#### Testo fornito

Immigrati da Israele? L’Italia smentisce e Netanyahu annulla tutto

Focus

Il premier Netanyahu ha annunciato la redistribuzione di migliaia di immigrati in altri Paesi fra cui il nostro. Ma Viminale Farnesina dicono no

Dopo averne annunciato la sospensione, il premier israeliano Benjamin Netanyahu ha annunciato l’annullamento dell’accordo con Onu che prevedeva, tra l’altro, la ricollocazione i alcuni Paesi occidentali dei migranti africani presenti in Israele.

“Dopo aver ascoltato numerose osservazioni su questo accordo – ha detto Netanyahu -, ho esaminato i vantaggi e gli inconvenienti e deciso di annullare l’accordo”.

L’annuncio del premier israeliano dell’accordo raggiunto con l’Unhcr aveva fatto scoppiare un caso diplomatico anche con l’Italia, indicata con Germania e Canada tra i Paesi occidentali nei quali sarebbero stati redistribuiti nei prossimi cinque anni 16.500 richiedenti asilo, prevalentemente di nazionalità eritrea, attualmente residenti nei sobborghi a sud di Tel Aviv.

Secondo quanto riferito nei giorni scorsi dal leader israeliano, l’Italia sarebbe stata in prima fila per accogliere questi rifugiati. Tuttavia la questione da subito è apparsa poco chiara.

Fonti del ministero dell’Interno hanno spiegato all’Huffpost il dettaglio dell’operazione: “Tel Aviv ha raggiunto un accordo con l’Alto commissariato Onu. Sarà quest’ultimo a lanciare una call a tutti i paesi che vi vorranno aderire per quello che tecnicamente viene chiamato resettlement, una redistribuzione. Ma nessuno è obbligato a farsene carico”.

Il nostro Paese, com’è noto, svolge da tanto tempo una funzione essenziale nell’opera di accoglienza dei rifugiati e proprio per questo non si sente di caricarsi ulteriormente di nuovi arrivi.

Sempre Huffington Post cita il prefetto Mario Morcone, capo di gabinetto di Marco Minniti, secondo il quale quella del premier israeliano è “un’operazione di pura comunicazione”.

La stessa versione consegnata all’Ansa dalla Farnesina: “Non c’è alcun accordo con l’Italia nell’ambito del patto bilaterale tra Israele e l’Unhcr per la ricollocazione, in cinque anni, dei migranti che vanno in Israele dall’Africa e che Israele si è impegnata a non respingere”.

Prese di posizione che in serata hanno indotto Netanyahu a correggersi: “ho solo formulato un auspicio.

########
#### Estratti del dataset

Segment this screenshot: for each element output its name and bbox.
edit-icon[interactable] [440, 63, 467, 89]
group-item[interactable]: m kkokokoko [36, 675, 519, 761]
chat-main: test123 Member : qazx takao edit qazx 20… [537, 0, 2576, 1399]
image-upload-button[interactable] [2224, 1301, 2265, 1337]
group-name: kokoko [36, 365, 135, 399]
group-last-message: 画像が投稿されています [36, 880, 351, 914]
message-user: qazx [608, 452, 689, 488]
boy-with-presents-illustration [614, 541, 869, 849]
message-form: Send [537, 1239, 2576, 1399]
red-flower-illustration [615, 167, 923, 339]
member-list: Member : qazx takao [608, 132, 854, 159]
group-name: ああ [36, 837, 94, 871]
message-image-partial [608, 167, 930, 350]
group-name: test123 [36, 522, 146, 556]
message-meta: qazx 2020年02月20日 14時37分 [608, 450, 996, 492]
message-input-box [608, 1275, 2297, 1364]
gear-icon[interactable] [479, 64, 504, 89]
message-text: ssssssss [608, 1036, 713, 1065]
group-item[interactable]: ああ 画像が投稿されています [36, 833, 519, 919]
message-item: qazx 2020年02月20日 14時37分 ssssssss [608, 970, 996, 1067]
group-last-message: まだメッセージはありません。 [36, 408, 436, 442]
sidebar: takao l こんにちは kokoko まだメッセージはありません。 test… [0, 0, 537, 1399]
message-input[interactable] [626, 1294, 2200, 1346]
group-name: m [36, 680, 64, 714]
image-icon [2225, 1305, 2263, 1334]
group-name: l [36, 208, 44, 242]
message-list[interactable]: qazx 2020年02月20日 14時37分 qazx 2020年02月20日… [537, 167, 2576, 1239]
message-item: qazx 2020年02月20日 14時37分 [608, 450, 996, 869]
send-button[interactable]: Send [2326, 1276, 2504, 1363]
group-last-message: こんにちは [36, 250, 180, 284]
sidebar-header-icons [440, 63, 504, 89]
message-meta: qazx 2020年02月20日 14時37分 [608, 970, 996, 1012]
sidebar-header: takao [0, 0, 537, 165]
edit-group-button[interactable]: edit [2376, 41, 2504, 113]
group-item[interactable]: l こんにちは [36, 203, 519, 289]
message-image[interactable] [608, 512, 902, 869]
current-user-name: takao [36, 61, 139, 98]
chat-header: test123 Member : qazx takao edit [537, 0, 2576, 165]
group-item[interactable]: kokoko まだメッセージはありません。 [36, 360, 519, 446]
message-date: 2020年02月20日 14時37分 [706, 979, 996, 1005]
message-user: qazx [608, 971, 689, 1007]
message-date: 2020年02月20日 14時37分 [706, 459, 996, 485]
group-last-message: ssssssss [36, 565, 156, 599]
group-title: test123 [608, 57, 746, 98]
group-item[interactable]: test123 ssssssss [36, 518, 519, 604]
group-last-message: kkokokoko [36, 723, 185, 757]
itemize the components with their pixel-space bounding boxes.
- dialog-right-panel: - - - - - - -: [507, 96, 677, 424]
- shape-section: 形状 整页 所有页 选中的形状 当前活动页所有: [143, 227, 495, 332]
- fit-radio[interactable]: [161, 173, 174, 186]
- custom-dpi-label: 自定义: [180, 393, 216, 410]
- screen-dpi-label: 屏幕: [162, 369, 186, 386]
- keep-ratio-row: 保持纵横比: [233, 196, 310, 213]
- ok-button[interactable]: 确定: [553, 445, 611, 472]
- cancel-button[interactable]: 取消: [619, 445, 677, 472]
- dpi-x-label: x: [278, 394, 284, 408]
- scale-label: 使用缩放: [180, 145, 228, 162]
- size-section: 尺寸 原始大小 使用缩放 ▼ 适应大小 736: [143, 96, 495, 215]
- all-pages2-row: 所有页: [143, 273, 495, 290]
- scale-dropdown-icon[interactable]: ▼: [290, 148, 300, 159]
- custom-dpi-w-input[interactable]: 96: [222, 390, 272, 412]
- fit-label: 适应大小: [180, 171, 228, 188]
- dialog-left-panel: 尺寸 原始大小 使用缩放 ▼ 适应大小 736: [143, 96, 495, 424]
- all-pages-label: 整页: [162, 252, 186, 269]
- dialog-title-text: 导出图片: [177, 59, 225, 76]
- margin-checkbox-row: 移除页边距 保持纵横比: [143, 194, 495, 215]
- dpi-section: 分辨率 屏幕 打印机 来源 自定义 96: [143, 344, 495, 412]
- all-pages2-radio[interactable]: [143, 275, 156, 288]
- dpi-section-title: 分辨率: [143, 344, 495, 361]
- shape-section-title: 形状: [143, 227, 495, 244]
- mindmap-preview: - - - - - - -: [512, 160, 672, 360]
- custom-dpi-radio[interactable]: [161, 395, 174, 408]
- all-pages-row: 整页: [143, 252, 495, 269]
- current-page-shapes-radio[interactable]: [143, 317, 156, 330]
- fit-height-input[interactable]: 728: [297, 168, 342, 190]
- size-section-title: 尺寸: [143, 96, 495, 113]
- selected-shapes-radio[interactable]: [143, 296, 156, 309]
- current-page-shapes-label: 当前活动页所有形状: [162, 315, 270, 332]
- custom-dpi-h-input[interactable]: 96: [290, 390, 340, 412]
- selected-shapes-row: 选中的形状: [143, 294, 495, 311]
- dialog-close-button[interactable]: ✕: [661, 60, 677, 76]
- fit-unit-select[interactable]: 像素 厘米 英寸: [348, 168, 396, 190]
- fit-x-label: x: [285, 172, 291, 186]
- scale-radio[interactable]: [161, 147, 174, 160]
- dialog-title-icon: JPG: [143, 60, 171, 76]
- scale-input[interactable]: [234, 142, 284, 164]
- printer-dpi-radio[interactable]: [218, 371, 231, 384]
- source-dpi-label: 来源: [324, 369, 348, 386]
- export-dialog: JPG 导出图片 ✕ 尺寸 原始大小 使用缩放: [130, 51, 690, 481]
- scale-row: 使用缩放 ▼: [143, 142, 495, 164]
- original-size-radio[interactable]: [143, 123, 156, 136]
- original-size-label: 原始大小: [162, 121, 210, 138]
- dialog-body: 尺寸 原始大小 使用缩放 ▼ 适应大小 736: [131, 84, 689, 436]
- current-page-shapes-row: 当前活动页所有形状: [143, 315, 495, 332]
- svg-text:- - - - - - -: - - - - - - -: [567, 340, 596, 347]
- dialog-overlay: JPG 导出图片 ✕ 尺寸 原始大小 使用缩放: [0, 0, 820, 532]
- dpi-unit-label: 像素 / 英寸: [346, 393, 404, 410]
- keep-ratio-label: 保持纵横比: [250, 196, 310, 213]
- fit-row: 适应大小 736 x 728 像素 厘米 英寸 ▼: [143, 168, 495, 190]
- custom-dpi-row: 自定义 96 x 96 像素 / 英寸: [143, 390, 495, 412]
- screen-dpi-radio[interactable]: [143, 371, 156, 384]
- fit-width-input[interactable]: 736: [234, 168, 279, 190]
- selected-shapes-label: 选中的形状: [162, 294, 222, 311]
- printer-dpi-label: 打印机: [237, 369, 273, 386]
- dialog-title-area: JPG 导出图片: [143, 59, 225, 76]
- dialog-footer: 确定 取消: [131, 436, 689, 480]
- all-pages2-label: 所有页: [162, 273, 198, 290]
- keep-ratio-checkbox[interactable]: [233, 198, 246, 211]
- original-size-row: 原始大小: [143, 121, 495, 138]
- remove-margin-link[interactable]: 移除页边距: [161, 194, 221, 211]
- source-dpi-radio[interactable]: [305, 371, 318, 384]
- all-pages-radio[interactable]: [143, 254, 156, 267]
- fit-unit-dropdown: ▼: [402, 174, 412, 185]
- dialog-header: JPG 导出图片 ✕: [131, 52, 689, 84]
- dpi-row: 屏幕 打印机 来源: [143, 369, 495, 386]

########

• Enunciato del problema
Secondo il testo fornito, quanti richiedenti asilo sarebbero stati redistribuiti nei prossimi cinque anni, e in quali Paesi occidentali?

• Risultato
16.500 richiedenti asilo, da redistribuire in Italia, Germania e Canada.